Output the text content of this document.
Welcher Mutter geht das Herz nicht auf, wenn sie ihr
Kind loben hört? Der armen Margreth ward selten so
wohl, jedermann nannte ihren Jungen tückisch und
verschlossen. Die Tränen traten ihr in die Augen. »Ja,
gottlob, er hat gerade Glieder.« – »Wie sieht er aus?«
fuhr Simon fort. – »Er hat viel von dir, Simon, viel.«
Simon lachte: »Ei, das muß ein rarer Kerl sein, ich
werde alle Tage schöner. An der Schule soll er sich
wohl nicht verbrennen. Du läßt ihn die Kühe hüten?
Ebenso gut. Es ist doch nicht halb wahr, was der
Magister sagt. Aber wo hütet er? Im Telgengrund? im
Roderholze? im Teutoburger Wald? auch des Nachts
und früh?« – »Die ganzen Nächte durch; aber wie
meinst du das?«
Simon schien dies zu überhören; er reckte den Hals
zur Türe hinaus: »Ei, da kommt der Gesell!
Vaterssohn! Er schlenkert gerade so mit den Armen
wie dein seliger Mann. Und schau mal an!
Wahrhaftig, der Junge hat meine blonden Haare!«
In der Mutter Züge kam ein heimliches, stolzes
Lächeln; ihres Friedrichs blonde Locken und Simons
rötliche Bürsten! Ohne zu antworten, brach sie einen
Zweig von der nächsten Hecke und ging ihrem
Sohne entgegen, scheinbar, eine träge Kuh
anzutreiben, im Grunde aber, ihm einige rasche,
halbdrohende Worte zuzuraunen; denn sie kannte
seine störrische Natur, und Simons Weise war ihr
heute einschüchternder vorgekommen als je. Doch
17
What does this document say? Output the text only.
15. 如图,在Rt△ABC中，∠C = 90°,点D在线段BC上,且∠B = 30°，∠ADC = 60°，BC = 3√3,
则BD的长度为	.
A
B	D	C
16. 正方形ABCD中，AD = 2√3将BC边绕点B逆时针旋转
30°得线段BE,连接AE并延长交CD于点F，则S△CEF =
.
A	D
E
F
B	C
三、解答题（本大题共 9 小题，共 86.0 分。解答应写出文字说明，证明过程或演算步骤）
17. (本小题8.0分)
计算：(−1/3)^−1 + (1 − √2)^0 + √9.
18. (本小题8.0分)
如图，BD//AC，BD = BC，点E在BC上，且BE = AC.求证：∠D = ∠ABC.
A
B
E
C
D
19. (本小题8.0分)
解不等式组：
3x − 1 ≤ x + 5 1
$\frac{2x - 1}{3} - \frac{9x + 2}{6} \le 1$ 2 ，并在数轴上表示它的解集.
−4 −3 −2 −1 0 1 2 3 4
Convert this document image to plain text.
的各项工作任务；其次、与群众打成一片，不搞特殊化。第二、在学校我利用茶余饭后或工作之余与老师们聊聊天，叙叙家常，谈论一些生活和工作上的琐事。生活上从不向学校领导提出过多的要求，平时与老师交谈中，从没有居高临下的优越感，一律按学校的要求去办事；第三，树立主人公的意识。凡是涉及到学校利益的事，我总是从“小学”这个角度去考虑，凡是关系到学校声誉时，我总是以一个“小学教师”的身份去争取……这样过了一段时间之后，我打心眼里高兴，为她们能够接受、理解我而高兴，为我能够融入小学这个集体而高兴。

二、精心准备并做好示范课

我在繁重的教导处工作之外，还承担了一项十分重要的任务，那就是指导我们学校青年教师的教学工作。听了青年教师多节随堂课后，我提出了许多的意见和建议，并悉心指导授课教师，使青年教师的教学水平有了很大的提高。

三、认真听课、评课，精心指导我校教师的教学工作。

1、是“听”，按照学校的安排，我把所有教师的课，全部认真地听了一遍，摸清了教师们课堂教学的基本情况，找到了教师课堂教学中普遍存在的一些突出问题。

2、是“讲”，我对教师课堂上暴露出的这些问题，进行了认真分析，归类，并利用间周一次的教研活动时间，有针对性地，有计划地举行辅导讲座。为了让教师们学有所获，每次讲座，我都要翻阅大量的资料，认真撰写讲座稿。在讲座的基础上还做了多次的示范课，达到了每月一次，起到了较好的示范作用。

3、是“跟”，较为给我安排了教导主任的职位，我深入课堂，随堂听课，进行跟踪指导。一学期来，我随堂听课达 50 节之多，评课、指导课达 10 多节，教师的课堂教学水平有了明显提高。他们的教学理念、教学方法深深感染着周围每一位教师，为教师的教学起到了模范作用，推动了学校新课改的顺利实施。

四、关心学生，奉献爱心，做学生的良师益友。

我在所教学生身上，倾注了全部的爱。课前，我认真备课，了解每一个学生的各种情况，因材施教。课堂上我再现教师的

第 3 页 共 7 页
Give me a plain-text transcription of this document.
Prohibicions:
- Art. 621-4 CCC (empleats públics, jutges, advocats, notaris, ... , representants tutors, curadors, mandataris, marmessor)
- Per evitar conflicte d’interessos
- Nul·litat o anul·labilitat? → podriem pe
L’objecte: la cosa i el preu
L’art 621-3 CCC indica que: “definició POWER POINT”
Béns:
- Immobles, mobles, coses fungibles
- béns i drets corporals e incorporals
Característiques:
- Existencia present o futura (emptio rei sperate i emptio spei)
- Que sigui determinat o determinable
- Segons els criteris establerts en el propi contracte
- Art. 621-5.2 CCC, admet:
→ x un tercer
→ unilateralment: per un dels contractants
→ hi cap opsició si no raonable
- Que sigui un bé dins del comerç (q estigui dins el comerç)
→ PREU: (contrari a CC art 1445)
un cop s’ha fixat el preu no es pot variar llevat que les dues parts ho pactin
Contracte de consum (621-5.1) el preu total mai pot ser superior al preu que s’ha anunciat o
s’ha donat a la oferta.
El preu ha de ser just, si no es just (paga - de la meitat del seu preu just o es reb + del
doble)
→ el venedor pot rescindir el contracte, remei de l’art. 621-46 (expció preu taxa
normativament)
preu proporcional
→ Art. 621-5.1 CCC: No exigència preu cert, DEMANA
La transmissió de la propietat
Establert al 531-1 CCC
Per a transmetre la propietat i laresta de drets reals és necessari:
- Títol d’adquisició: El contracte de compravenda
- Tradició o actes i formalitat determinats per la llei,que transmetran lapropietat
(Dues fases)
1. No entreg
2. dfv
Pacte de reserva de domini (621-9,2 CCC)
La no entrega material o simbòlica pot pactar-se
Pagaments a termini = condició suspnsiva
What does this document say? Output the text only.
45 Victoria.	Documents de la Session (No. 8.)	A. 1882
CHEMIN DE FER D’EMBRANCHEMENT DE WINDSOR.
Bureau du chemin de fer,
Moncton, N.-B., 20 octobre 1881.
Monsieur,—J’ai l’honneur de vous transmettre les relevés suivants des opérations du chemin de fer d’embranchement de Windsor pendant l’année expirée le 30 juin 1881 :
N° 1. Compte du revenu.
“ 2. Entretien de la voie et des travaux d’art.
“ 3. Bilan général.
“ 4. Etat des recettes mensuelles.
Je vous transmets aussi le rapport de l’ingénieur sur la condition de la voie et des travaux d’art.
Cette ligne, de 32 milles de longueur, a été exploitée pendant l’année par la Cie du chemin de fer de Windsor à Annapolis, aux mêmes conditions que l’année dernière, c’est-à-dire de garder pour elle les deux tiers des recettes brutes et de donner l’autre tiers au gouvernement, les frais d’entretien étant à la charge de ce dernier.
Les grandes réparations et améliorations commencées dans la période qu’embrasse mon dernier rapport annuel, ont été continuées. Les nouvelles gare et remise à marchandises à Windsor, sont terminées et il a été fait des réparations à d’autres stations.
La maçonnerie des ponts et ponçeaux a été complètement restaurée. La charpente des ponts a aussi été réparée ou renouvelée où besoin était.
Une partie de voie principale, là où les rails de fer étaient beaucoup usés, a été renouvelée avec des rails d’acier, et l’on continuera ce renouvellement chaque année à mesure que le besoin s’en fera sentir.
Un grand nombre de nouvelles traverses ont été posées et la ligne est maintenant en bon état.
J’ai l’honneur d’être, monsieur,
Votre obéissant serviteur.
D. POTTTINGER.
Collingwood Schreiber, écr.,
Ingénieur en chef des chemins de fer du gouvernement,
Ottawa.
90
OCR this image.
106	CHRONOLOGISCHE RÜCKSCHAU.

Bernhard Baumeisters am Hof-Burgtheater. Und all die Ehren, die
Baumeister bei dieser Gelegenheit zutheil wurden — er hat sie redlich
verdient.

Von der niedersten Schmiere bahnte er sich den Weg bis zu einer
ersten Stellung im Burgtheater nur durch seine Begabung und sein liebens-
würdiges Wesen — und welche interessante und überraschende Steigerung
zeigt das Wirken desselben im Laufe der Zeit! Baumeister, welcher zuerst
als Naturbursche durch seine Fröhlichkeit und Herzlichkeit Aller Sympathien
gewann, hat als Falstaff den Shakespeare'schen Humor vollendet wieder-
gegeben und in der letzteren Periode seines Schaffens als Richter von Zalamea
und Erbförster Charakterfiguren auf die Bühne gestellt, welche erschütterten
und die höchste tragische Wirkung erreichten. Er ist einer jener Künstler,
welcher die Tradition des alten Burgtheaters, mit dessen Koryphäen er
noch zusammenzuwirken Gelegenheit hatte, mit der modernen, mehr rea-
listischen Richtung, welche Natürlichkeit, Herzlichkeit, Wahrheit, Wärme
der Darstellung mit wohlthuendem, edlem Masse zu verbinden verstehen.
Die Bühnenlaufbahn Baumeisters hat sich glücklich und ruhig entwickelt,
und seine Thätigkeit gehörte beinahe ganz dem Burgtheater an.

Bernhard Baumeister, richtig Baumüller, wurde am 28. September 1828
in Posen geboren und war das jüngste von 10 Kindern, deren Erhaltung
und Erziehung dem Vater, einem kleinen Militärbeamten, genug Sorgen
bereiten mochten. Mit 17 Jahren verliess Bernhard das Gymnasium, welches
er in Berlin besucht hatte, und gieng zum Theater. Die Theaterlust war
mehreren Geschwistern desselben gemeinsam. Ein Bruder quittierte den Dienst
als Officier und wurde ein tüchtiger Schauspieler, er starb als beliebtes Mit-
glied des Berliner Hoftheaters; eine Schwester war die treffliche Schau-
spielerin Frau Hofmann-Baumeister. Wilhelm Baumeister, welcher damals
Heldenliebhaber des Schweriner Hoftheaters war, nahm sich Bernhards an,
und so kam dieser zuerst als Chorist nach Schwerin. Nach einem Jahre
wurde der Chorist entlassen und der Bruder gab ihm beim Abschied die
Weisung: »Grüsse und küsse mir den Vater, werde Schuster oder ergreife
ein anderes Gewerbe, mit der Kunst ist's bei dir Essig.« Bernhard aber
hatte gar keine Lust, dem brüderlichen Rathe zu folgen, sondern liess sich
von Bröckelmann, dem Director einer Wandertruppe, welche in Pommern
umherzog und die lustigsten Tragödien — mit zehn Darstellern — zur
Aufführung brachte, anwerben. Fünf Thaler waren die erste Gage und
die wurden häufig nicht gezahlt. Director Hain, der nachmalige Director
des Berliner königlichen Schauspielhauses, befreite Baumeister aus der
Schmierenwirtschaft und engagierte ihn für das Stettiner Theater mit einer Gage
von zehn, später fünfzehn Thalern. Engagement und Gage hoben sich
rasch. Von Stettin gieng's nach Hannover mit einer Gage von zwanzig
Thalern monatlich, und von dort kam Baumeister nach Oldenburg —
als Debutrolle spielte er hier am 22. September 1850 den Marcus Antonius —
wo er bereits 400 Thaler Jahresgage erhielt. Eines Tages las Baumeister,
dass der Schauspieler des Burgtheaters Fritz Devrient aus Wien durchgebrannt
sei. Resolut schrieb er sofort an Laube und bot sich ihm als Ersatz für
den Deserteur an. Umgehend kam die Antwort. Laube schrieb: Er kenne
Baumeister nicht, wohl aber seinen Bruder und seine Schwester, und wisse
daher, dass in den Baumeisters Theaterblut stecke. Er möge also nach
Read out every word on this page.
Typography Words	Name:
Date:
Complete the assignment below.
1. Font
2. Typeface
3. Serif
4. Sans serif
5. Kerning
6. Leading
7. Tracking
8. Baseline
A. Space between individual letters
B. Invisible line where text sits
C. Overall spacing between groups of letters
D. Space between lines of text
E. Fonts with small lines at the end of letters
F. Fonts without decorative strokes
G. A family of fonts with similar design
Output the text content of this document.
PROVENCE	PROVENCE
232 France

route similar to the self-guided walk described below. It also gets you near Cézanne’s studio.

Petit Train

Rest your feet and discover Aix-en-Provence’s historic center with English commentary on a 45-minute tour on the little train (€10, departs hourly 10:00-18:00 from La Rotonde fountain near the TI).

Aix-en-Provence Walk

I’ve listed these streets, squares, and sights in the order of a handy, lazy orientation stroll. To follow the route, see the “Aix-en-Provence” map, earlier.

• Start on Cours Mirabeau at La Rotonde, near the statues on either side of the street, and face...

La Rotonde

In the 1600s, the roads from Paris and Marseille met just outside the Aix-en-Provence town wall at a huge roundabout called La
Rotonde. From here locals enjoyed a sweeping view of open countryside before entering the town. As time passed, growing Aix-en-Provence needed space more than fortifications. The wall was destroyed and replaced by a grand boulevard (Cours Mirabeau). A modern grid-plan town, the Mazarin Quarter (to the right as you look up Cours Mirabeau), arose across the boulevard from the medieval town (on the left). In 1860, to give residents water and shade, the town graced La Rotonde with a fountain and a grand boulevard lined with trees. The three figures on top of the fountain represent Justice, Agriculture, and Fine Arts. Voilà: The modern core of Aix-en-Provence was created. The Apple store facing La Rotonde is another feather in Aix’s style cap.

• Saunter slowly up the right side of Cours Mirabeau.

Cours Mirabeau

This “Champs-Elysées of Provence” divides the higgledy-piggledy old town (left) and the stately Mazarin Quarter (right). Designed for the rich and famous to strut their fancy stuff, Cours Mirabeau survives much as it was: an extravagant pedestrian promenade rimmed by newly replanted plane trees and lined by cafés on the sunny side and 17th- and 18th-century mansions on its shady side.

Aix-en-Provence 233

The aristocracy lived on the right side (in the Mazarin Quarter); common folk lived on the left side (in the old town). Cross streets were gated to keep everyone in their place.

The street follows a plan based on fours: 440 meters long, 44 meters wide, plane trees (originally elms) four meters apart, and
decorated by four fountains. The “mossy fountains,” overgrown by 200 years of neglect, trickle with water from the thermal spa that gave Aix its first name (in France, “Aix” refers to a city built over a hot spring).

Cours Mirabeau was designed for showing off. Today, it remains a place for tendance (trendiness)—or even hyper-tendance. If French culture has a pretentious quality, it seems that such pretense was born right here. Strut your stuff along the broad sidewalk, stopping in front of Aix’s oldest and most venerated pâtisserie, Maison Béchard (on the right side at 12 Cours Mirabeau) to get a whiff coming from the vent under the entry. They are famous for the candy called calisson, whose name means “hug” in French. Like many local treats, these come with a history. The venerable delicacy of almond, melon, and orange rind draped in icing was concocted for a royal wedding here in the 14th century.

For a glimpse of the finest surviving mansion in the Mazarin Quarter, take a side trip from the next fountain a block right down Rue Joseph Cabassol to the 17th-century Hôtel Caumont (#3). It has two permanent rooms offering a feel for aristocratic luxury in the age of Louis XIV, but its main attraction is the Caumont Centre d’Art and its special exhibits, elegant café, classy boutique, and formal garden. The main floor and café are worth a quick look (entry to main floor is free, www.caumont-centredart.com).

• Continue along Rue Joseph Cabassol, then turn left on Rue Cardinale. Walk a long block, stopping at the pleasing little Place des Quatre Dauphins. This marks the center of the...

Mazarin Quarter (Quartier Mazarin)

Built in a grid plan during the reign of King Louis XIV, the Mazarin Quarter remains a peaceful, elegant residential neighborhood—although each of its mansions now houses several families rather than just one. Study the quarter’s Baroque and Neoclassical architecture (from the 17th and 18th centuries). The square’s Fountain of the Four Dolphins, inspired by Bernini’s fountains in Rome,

· · · · ·

▶ [Requirements]: Copy out each line in the listing that has the word "September".

▶ [Problem solution]:
Bernhard Baumeister, richtig Baumüller, wurde am 28. September 1828
als Debutrolle spielte er hier am 22. September 1850 den Marcus Antonius —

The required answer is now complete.